Okay, so flippers and a wet suit might have been more practical outfit on a Texas-bound plane, and maybe some sweatpants would have helped her sneakers and baseball hat seem less expensive and elitist.

But criticizing the first lady for her pre-flight footwear and trying to tie her shoes to her level of compassion and concern represents a dismal new low for both feminists and the left.

What would have been actually insensitive and headline-worthy is if Melania had traipsed around Texas in diamonds and a ball gown. Or if she had posted a picture of herself next to the plane in a $14,000 designer outfit and hashtagged each item of expensive clothing, as Louise Linton did last week.

And what might actually have spoken to her lack of compassion and concern is if she had skipped the trip entirely. This time exactly one year ago, then first lady Michelle Obama didn’t wear any shoes when visiting flood-ravaged Louisiana with her husband because she didn’t go at all.

If folks were really upset that wearing heels made Melania appear aloof and indifferent, then why couldn’t everyone just be happy that she took them off? When it actually mattered, she quite literally lowered herself, doing presumably just what everyone wanted.

And that really does matter, in part because she never does that.  

Stilettos are her trademark. The former supermodel wears them everywhere, and has done so long before she ever stepped into her new role as first lady. It’s practically impossible to find a photo of her ever wearing anything else.

So for her to swap stilettos for anything, let alone sneakers, really is rather remarkable. If Melania’s not in heels, something really is wrong in the world. That’s why those Adidas were perhaps her most significant and symbolic fashion statement yet.
——————————
### Task directions
Please pick up the commentary on Melania's footwear for the Texas trip and continue it from its final sentence.

### Information shown
——————————
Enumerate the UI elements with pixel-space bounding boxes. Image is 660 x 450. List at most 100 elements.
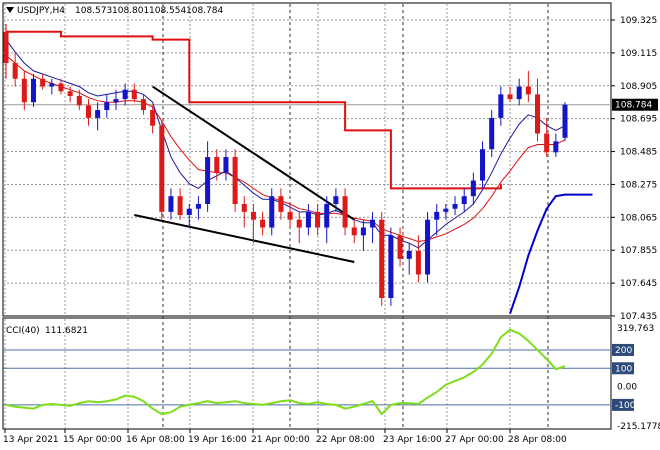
——————————
### Exercise result
Ultimately, the person who is actually out-of-touch and insensitive is the woman who just used the country’s worst natural catastrophe to sow petty, political discord while making the insulting insinuation that affected Texans actually give a damn about anyone’s shoes right now. The hype over Melania’s heels is nothing but a disgraceful distraction from the purpose of her visit in the first place, and a cruel mission to keep divided a country trying to come together in the wake of a deadly disaster.

While thousands of people are right now watching their homes wash away, the rest of the country watches helpless and aghast. Watching women ripping into other women over accessories does nothing to help anyone heal, and watching the president’s wife get attacked over politics hurts everyone, everywhere.

Targeting the first lady for her shoes was worse than a cheap shot — it was a pathetic misfire. Ultimately, it only revealed the height of feminist hypocrisy and the depth of liberal absurdity. Everyone who took aim at Melania ought to be ashamed.

But the rest of the nation should be proud — proud to have a first lady who always exudes grace, class, and poise no matter where she goes, what’s she wearing, or who’s trying to knock her off her feet.

Chelsea Samelson writes about the intersection of fashion, culture and politics. Her work has appeared in National Review Online, The New York Post, The Week, The Federalist and others. She lives in Colorado Springs, Colo.

The views expressed by contributors are their own and not the views of The Hill.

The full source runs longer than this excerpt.